-- START --

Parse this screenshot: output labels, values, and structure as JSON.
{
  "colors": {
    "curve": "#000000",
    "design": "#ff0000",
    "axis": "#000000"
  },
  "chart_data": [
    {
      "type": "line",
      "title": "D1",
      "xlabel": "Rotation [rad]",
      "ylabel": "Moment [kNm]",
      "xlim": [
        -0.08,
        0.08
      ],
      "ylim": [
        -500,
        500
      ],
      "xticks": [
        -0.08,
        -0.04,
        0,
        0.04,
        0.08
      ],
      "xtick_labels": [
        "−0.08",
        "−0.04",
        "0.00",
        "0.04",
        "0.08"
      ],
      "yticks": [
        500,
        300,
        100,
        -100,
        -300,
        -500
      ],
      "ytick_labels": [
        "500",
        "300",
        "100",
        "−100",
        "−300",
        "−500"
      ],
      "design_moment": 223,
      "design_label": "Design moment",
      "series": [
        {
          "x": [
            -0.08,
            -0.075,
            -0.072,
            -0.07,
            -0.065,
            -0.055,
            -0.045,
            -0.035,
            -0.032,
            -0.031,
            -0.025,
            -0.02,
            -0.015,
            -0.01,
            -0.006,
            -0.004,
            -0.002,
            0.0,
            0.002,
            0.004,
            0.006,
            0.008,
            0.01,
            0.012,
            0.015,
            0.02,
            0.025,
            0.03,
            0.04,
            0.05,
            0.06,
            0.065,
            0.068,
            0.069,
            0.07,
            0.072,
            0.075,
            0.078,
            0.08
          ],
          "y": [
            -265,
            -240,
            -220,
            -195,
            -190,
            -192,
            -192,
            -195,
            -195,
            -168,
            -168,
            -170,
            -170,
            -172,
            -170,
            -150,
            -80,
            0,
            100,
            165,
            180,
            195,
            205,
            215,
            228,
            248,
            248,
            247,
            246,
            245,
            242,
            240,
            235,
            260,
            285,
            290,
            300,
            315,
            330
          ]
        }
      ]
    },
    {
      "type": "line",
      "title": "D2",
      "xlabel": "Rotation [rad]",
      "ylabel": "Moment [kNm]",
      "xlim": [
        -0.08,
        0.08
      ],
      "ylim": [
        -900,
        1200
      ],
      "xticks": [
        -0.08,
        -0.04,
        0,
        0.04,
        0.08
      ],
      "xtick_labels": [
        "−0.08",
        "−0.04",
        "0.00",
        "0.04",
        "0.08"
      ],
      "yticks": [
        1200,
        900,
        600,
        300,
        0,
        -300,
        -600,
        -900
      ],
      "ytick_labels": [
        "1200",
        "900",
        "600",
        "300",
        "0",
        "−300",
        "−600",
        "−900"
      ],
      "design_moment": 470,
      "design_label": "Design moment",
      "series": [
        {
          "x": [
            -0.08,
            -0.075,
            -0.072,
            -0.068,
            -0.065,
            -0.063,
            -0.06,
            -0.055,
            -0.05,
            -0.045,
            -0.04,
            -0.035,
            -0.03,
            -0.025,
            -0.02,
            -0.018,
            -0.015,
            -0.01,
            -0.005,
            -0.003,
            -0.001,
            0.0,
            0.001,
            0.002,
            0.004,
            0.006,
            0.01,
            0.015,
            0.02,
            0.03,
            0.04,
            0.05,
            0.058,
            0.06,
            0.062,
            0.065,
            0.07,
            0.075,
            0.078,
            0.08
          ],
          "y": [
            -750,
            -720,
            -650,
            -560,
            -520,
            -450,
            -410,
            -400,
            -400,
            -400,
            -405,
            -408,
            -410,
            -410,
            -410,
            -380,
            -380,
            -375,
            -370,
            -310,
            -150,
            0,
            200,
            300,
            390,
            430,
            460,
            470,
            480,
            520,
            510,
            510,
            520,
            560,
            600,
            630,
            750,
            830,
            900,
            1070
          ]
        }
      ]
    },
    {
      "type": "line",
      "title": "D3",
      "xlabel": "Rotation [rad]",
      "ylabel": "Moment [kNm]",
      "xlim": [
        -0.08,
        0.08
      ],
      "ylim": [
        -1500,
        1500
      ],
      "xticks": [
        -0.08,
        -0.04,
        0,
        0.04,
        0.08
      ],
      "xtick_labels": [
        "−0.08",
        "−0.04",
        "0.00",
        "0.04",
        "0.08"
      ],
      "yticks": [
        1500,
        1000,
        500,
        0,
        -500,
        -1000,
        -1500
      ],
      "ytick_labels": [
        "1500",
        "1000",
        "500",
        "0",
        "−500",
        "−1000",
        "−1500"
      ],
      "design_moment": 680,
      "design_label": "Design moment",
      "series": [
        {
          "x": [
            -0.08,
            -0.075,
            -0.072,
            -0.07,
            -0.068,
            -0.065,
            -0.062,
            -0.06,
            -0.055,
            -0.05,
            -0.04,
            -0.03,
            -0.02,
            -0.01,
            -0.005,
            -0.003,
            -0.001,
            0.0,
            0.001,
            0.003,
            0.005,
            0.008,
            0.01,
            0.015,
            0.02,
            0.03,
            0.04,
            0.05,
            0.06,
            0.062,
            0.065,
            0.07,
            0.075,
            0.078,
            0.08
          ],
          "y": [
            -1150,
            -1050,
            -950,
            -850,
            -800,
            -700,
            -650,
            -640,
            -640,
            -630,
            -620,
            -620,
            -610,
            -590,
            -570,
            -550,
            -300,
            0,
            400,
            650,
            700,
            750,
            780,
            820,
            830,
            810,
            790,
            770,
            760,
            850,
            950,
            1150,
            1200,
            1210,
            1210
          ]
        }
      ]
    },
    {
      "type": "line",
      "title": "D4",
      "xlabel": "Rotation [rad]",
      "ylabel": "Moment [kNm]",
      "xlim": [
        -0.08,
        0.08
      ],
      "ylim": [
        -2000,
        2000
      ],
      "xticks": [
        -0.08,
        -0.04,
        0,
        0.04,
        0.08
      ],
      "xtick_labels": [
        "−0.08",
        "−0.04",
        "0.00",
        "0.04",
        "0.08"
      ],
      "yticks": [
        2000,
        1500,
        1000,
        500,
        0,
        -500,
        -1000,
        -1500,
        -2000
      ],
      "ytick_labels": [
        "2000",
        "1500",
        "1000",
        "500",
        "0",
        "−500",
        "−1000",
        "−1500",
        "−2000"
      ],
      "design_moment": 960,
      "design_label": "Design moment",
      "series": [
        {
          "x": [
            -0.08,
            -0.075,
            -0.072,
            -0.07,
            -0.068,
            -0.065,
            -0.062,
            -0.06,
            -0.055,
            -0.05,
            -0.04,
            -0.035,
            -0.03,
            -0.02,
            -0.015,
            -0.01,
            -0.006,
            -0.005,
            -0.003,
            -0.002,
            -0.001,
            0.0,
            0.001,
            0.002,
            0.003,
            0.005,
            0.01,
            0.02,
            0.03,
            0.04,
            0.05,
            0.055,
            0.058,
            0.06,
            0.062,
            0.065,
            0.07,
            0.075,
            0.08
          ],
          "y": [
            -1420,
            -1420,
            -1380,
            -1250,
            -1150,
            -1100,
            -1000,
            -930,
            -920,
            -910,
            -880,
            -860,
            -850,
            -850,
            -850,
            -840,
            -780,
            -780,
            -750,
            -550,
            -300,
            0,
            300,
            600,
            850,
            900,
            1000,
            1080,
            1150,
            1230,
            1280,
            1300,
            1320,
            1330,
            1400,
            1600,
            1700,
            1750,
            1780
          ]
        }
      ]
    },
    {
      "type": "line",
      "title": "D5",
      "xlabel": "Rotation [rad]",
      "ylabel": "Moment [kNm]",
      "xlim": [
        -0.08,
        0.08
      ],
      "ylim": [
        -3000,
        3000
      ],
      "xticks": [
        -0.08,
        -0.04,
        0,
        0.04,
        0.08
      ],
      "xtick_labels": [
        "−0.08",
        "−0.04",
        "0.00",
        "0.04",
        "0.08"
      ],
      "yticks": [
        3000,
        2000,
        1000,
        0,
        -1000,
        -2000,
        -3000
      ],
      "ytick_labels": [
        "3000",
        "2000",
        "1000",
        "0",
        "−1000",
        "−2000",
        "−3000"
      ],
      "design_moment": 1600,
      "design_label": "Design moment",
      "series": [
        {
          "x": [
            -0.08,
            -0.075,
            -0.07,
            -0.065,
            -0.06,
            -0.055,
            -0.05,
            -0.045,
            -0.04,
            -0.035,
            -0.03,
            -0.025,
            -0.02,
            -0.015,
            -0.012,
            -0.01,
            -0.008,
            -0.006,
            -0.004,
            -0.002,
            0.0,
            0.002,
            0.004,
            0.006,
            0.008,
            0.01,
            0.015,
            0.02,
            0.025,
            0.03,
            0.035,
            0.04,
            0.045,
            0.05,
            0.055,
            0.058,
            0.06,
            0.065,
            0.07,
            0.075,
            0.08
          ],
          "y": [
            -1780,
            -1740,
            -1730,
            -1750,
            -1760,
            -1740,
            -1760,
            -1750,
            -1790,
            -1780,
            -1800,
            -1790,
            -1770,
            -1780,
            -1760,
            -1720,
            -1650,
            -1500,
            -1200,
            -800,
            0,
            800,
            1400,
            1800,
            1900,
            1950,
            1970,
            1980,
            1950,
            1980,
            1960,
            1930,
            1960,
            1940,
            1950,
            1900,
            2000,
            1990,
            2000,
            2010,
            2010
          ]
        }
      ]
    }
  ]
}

-- END --

* [WHAT YOU HAVE TO DO]:
Locate the word "title" in the data above. Copy every line carrying it.

* [FINISHED TASK]:
      "title": "D1",
      "title": "D2",
      "title": "D3",
      "title": "D4",
      "title": "D5",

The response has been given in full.